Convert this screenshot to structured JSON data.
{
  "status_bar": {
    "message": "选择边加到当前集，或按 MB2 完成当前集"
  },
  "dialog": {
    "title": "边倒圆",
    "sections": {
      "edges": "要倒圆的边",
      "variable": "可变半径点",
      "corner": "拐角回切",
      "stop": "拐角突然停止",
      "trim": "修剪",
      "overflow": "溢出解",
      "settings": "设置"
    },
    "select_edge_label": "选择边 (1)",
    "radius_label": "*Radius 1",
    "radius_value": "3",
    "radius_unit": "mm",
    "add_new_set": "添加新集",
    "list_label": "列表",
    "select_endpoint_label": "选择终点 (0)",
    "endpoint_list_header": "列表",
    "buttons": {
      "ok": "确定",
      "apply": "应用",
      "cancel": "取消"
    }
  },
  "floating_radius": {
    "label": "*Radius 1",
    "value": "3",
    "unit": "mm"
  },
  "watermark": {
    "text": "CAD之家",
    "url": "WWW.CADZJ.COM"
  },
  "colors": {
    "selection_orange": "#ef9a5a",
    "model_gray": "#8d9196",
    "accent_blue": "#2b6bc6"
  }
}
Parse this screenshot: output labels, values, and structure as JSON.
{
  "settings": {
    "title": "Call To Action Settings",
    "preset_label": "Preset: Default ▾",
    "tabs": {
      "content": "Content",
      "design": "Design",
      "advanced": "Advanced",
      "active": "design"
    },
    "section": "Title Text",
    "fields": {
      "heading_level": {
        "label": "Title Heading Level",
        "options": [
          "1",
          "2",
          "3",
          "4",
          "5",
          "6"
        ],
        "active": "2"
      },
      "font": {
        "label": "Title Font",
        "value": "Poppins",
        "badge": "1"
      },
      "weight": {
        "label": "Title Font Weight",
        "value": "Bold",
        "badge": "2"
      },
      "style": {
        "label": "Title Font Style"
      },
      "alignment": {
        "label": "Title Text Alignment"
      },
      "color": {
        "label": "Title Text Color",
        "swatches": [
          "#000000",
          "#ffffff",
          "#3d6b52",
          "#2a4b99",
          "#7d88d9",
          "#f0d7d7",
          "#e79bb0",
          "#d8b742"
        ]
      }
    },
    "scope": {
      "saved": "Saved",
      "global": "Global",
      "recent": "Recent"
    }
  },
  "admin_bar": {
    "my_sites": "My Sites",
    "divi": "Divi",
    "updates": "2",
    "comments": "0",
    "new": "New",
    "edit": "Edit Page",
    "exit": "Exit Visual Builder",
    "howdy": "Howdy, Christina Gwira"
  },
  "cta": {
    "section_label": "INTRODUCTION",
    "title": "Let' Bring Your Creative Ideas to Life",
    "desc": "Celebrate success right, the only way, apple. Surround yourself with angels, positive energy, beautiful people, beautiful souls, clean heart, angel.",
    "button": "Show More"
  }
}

══════

### Task directions
Transcribe the full listing above without leaving anything out.

### Task answer
Convert this screenshot to structured JSON data.
{
  "status_bar": {
    "message": "选择边加到当前集，或按 MB2 完成当前集"
  },
  "dialog": {
    "title": "边倒圆",
    "sections": {
      "edges": "要倒圆的边",
      "variable": "可变半径点",
      "corner": "拐角回切",
      "stop": "拐角突然停止",
      "trim": "修剪",
      "overflow": "溢出解",
      "settings": "设置"
    },
    "select_edge_label": "选择边 (1)",
    "radius_label": "*Radius 1",
    "radius_value": "3",
    "radius_unit": "mm",
    "add_new_set": "添加新集",
    "list_label": "列表",
    "select_endpoint_label": "选择终点 (0)",
    "endpoint_list_header": "列表",
    "buttons": {
      "ok": "确定",
      "apply": "应用",
      "cancel": "取消"
    }
  },
  "floating_radius": {
    "label": "*Radius 1",
    "value": "3",
    "unit": "mm"
  },
  "watermark": {
    "text": "CAD之家",
    "url": "WWW.CADZJ.COM"
  },
  "colors": {
    "selection_orange": "#ef9a5a",
    "model_gray": "#8d9196",
    "accent_blue": "#2b6bc6"
  }
}
Parse this screenshot: output labels, values, and structure as JSON.
{
  "settings": {
    "title": "Call To Action Settings",
    "preset_label": "Preset: Default ▾",
    "tabs": {
      "content": "Content",
      "design": "Design",
      "advanced": "Advanced",
      "active": "design"
    },
    "section": "Title Text",
    "fields": {
      "heading_level": {
        "label": "Title Heading Level",
        "options": [
          "1",
          "2",
          "3",
          "4",
          "5",
          "6"
        ],
        "active": "2"
      },
      "font": {
        "label": "Title Font",
        "value": "Poppins",
        "badge": "1"
      },
      "weight": {
        "label": "Title Font Weight",
        "value": "Bold",
        "badge": "2"
      },
      "style": {
        "label": "Title Font Style"
      },
      "alignment": {
        "label": "Title Text Alignment"
      },
      "color": {
        "label": "Title Text Color",
        "swatches": [
          "#000000",
          "#ffffff",
          "#3d6b52",
          "#2a4b99",
          "#7d88d9",
          "#f0d7d7",
          "#e79bb0",
          "#d8b742"
        ]
      }
    },
    "scope": {
      "saved": "Saved",
      "global": "Global",
      "recent": "Recent"
    }
  },
  "admin_bar": {
    "my_sites": "My Sites",
    "divi": "Divi",
    "updates": "2",
    "comments": "0",
    "new": "New",
    "edit": "Edit Page",
    "exit": "Exit Visual Builder",
    "howdy": "Howdy, Christina Gwira"
  },
  "cta": {
    "section_label": "INTRODUCTION",
    "title": "Let' Bring Your Creative Ideas to Life",
    "desc": "Celebrate success right, the only way, apple. Surround yourself with angels, positive energy, beautiful people, beautiful souls, clean heart, angel.",
    "button": "Show More"
  }
}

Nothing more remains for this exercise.